Task prompt | Reply with one number: the count of lines in the listing that contain the string "Total".

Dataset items
::::::::::

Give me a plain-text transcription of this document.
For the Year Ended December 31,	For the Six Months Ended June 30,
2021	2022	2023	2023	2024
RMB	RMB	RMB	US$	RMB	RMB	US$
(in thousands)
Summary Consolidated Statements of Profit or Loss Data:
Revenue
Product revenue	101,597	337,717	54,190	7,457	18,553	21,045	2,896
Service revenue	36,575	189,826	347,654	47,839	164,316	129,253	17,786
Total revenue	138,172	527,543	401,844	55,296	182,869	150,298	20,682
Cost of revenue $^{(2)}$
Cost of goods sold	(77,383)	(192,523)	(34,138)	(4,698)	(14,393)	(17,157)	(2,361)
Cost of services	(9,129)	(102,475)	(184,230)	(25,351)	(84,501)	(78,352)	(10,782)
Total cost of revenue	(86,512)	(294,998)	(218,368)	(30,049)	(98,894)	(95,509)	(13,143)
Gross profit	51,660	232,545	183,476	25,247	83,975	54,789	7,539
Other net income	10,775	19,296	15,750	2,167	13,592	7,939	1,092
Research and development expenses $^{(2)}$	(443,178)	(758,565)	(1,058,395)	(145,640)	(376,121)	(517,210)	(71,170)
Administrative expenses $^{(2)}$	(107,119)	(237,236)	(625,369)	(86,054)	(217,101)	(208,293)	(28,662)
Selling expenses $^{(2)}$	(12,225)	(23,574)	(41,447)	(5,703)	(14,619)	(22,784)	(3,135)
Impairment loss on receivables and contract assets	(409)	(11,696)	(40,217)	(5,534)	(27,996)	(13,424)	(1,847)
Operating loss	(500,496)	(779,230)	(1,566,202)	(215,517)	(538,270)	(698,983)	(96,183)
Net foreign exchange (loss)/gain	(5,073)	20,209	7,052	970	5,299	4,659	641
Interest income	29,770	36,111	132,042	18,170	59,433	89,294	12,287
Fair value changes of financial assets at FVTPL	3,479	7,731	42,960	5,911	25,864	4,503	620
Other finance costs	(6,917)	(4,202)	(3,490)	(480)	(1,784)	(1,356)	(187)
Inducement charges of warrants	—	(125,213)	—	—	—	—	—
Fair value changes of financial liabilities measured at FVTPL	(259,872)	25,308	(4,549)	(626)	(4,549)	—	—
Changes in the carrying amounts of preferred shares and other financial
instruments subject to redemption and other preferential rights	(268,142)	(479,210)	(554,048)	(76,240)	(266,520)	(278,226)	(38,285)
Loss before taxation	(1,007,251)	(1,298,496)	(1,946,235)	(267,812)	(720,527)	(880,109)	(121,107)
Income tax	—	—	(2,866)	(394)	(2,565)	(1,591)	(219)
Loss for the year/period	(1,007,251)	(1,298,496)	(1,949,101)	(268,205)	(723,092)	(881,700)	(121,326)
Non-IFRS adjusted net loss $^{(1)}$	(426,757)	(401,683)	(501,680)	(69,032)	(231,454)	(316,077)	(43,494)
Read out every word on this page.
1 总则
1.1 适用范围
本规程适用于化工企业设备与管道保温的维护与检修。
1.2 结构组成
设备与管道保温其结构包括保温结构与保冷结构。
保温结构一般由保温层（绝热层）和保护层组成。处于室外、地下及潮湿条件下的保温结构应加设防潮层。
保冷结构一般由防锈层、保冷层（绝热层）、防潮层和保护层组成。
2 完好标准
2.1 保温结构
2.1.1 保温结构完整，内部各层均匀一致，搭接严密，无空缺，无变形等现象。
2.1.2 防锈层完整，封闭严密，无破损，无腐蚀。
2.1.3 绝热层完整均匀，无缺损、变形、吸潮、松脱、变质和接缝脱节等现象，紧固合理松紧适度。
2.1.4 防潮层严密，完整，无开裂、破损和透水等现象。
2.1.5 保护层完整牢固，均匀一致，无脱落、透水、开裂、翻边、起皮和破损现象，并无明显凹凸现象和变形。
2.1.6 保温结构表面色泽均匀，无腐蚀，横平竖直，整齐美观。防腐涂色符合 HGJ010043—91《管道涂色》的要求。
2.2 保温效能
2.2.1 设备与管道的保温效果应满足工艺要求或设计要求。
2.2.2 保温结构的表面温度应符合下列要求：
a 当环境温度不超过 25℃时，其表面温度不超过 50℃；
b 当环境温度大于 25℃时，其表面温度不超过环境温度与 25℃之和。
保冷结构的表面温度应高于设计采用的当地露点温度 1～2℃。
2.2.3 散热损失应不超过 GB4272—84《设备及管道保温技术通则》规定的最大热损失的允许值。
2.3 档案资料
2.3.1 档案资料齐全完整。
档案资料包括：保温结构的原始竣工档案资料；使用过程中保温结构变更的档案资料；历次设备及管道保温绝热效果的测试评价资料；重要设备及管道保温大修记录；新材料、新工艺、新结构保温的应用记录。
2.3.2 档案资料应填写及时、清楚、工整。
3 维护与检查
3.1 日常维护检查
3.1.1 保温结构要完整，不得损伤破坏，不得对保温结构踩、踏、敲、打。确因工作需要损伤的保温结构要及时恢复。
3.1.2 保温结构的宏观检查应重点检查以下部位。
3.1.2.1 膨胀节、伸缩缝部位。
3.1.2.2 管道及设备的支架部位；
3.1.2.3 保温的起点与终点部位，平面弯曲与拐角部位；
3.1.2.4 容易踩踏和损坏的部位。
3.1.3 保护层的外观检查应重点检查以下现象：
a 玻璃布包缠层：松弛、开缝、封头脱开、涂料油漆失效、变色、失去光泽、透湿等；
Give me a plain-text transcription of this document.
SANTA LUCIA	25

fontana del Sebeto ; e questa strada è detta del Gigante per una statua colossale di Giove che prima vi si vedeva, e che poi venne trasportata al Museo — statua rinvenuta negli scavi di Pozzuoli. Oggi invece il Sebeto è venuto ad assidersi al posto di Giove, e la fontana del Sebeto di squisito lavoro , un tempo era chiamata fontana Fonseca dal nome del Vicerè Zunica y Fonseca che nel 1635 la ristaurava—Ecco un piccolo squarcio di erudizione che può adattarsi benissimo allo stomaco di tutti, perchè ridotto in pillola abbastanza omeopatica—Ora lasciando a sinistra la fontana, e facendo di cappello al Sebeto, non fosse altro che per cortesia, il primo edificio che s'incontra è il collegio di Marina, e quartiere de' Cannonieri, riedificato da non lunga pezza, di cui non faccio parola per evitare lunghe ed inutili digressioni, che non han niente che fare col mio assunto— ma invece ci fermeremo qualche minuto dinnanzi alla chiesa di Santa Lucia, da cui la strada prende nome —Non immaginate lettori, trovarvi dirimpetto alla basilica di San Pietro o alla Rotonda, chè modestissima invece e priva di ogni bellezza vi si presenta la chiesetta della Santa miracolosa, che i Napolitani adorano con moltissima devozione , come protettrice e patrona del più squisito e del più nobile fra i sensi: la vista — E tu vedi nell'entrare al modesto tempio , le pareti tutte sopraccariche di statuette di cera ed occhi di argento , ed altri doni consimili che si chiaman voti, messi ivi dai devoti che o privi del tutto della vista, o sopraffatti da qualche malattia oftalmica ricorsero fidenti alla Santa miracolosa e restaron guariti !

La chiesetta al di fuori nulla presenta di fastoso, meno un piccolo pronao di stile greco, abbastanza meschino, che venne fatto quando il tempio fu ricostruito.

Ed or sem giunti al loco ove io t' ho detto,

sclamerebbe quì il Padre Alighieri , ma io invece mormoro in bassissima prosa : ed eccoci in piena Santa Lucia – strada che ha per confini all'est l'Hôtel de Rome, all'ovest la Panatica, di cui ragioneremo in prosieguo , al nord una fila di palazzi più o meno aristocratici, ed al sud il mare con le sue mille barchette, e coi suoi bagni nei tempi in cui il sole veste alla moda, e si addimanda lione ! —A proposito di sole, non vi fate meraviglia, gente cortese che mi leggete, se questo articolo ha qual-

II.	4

::::::::::

Exercise output | 2